__Objective__
Repeat the records in full and exactly, omitting pictures.

__Raw records__
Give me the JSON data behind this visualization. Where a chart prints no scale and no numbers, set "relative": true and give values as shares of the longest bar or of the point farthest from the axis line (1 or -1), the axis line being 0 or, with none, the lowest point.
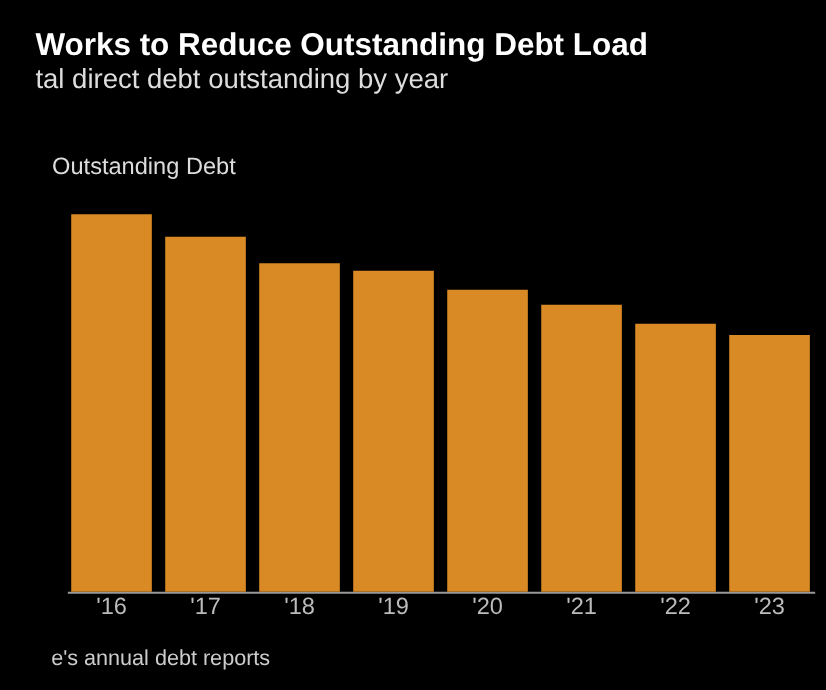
{
  "chart_data": {
    "type": "bar",
    "title": "Works to Reduce Outstanding Debt Load",
    "subtitle": "tal direct debt outstanding by year",
    "ylabel": "Outstanding Debt",
    "categories": [
      "'16",
      "'17",
      "'18",
      "'19",
      "'20",
      "'21",
      "'22",
      "'23"
    ],
    "values": [
      1,
      0.94,
      0.87,
      0.85,
      0.8,
      0.76,
      0.71,
      0.68
    ],
    "color": "#d98a25",
    "relative": true,
    "grid": false,
    "annotations": [
      "e's annual debt reports"
    ]
  }
}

__Output for this exercise__
Give me the JSON data behind this visualization. Where a chart prints no scale and no numbers, set "relative": true and give values as shares of the longest bar or of the point farthest from the axis line (1 or -1), the axis line being 0 or, with none, the lowest point.
{
  "chart_data": {
    "type": "bar",
    "title": "Works to Reduce Outstanding Debt Load",
    "subtitle": "tal direct debt outstanding by year",
    "ylabel": "Outstanding Debt",
    "categories": [
      "'16",
      "'17",
      "'18",
      "'19",
      "'20",
      "'21",
      "'22",
      "'23"
    ],
    "values": [
      1,
      0.94,
      0.87,
      0.85,
      0.8,
      0.76,
      0.71,
      0.68
    ],
    "color": "#d98a25",
    "relative": true,
    "grid": false,
    "annotations": [
      "e's annual debt reports"
    ]
  }
}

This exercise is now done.